THE EXERCISE: Copy every line of the data below exactly as it appears, omitting the pictures from your output.

[Dataset records]
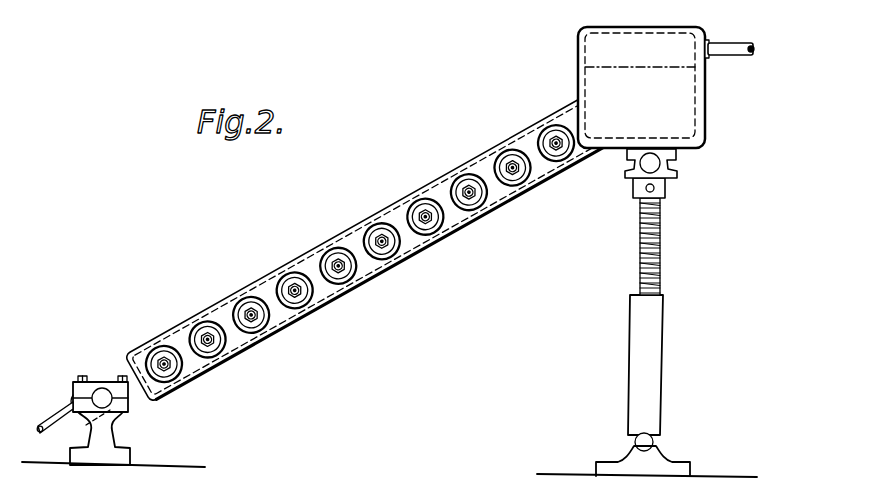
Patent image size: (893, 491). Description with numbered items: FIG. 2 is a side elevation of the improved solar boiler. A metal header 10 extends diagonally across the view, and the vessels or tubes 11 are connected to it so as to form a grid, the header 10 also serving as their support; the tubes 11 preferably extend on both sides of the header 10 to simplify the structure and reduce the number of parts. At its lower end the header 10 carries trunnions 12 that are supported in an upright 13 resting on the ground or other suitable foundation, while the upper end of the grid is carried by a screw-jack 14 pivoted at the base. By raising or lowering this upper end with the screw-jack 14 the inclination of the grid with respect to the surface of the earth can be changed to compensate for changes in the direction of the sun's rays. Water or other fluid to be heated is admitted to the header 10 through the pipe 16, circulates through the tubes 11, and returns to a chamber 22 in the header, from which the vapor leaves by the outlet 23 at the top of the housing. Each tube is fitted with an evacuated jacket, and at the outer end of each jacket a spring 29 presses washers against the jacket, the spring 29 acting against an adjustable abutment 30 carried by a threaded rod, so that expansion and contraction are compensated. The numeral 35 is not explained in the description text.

The header 10 is at (320, 246).
The tubes 11 is at (393, 253).
The trunnions 12 is at (93, 378).
The upright 13 is at (110, 432).
The screw-jack 14 is at (655, 333).
The pipe 16 is at (52, 418).
The chamber 22 is at (686, 117).
The outlet 23 is at (733, 48).
The spring 29 is at (221, 9).
The adjustable abutment 30 is at (251, 302).
The part 35 is at (146, 4).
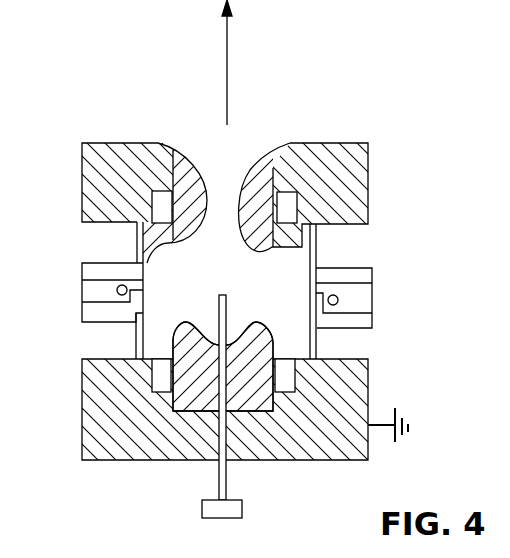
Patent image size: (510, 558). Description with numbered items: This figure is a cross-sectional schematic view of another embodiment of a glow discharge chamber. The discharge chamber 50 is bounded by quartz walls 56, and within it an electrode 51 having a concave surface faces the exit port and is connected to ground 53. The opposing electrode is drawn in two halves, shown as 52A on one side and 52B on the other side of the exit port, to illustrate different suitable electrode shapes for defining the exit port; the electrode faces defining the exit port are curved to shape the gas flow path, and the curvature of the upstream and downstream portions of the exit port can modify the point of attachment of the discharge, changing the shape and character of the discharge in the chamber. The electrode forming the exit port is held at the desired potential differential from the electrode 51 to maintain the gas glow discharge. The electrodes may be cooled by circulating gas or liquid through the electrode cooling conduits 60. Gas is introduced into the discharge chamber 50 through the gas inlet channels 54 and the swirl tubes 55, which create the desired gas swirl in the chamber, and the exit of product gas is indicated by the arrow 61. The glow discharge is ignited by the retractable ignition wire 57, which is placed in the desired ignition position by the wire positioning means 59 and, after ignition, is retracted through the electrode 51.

The discharge chamber 50 is at (217, 276).
The electrode 51 is at (170, 342).
The opposing electrode 52A is at (260, 168).
The opposing electrode 52B is at (180, 162).
The ground 53 is at (410, 424).
The gas inlet channels 54 is at (80, 280).
The swirl tubes 55 is at (118, 287).
The quartz walls 56 is at (317, 346).
The retractable ignition wire 57 is at (217, 480).
The wire positioning means 59 is at (242, 510).
The electrode cooling conduits 60 is at (297, 208).
The arrow 61 is at (247, 62).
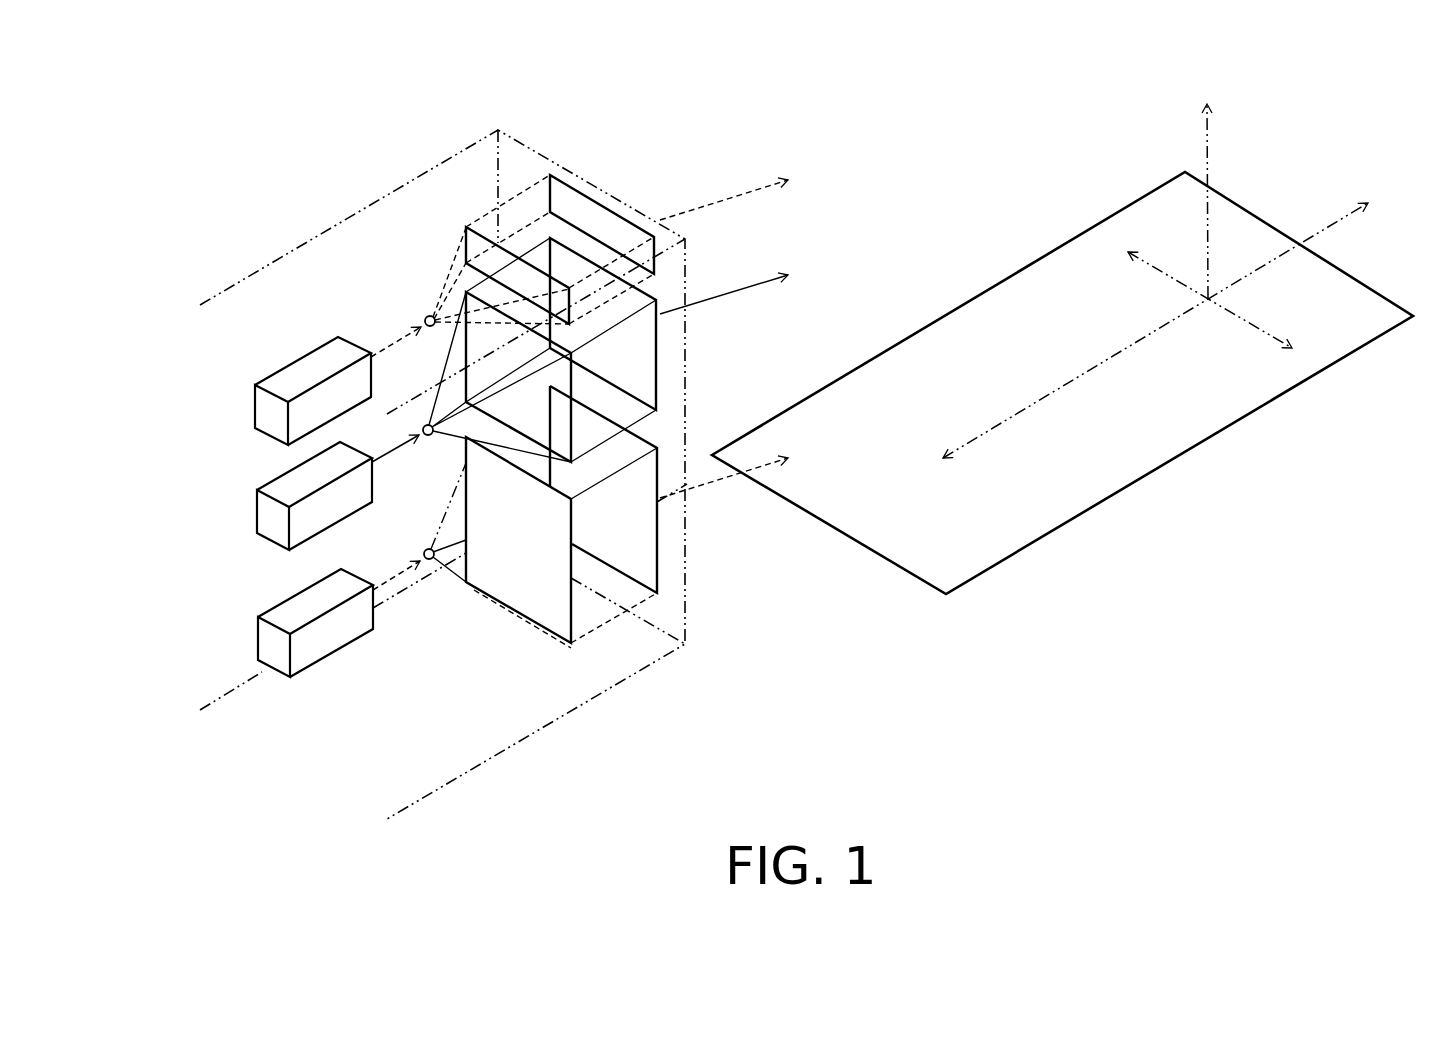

THE COMPLETED TASK:
Patent image size: (893, 491). Description with numbered items: FIG. 2 is a side elevation of the improved solar boiler. A metal header 10 extends diagonally across the view, and the vessels or tubes 11 are connected to it so as to form a grid, the header 10 also serving as their support; the tubes 11 preferably extend on both sides of the header 10 to simplify the structure and reduce the number of parts. At its lower end the header 10 carries trunnions 12 that are supported in an upright 13 resting on the ground or other suitable foundation, while the upper end of the grid is carried by a screw-jack 14 pivoted at the base. By raising or lowering this upper end with the screw-jack 14 the inclination of the grid with respect to the surface of the earth can be changed to compensate for changes in the direction of the sun's rays. Water or other fluid to be heated is admitted to the header 10 through the pipe 16, circulates through the tubes 11, and returns to a chamber 22 in the header, from which the vapor leaves by the outlet 23 at the top of the housing. Each tube is fitted with an evacuated jacket, and at the outer end of each jacket a spring 29 presses washers against the jacket, the spring 29 acting against an adjustable abutment 30 carried by a threaded rod, so that expansion and contraction are compensated. The numeral 35 is not explained in the description text.

The header 10 is at (320, 246).
The tubes 11 is at (393, 253).
The trunnions 12 is at (93, 378).
The upright 13 is at (110, 432).
The screw-jack 14 is at (655, 333).
The pipe 16 is at (52, 418).
The chamber 22 is at (686, 117).
The outlet 23 is at (733, 48).
The spring 29 is at (221, 9).
The adjustable abutment 30 is at (251, 302).
The part 35 is at (146, 4).
Patent image size: (510, 558). Description with numbered items: This figure is a cross-sectional schematic view of another embodiment of a glow discharge chamber. The discharge chamber 50 is bounded by quartz walls 56, and within it an electrode 51 having a concave surface faces the exit port and is connected to ground 53. The opposing electrode is drawn in two halves, shown as 52A on one side and 52B on the other side of the exit port, to illustrate different suitable electrode shapes for defining the exit port; the electrode faces defining the exit port are curved to shape the gas flow path, and the curvature of the upstream and downstream portions of the exit port can modify the point of attachment of the discharge, changing the shape and character of the discharge in the chamber. The electrode forming the exit port is held at the desired potential differential from the electrode 51 to maintain the gas glow discharge. The electrodes may be cooled by circulating gas or liquid through the electrode cooling conduits 60. Gas is introduced into the discharge chamber 50 through the gas inlet channels 54 and the swirl tubes 55, which create the desired gas swirl in the chamber, and the exit of product gas is indicated by the arrow 61. The glow discharge is ignited by the retractable ignition wire 57, which is placed in the desired ignition position by the wire positioning means 59 and, after ignition, is retracted through the electrode 51.

The discharge chamber 50 is at (217, 276).
The electrode 51 is at (170, 342).
The opposing electrode 52A is at (260, 168).
The opposing electrode 52B is at (180, 162).
The ground 53 is at (410, 424).
The gas inlet channels 54 is at (80, 280).
The swirl tubes 55 is at (118, 287).
The quartz walls 56 is at (317, 346).
The retractable ignition wire 57 is at (217, 480).
The wire positioning means 59 is at (242, 510).
The electrode cooling conduits 60 is at (297, 208).
The arrow 61 is at (247, 62).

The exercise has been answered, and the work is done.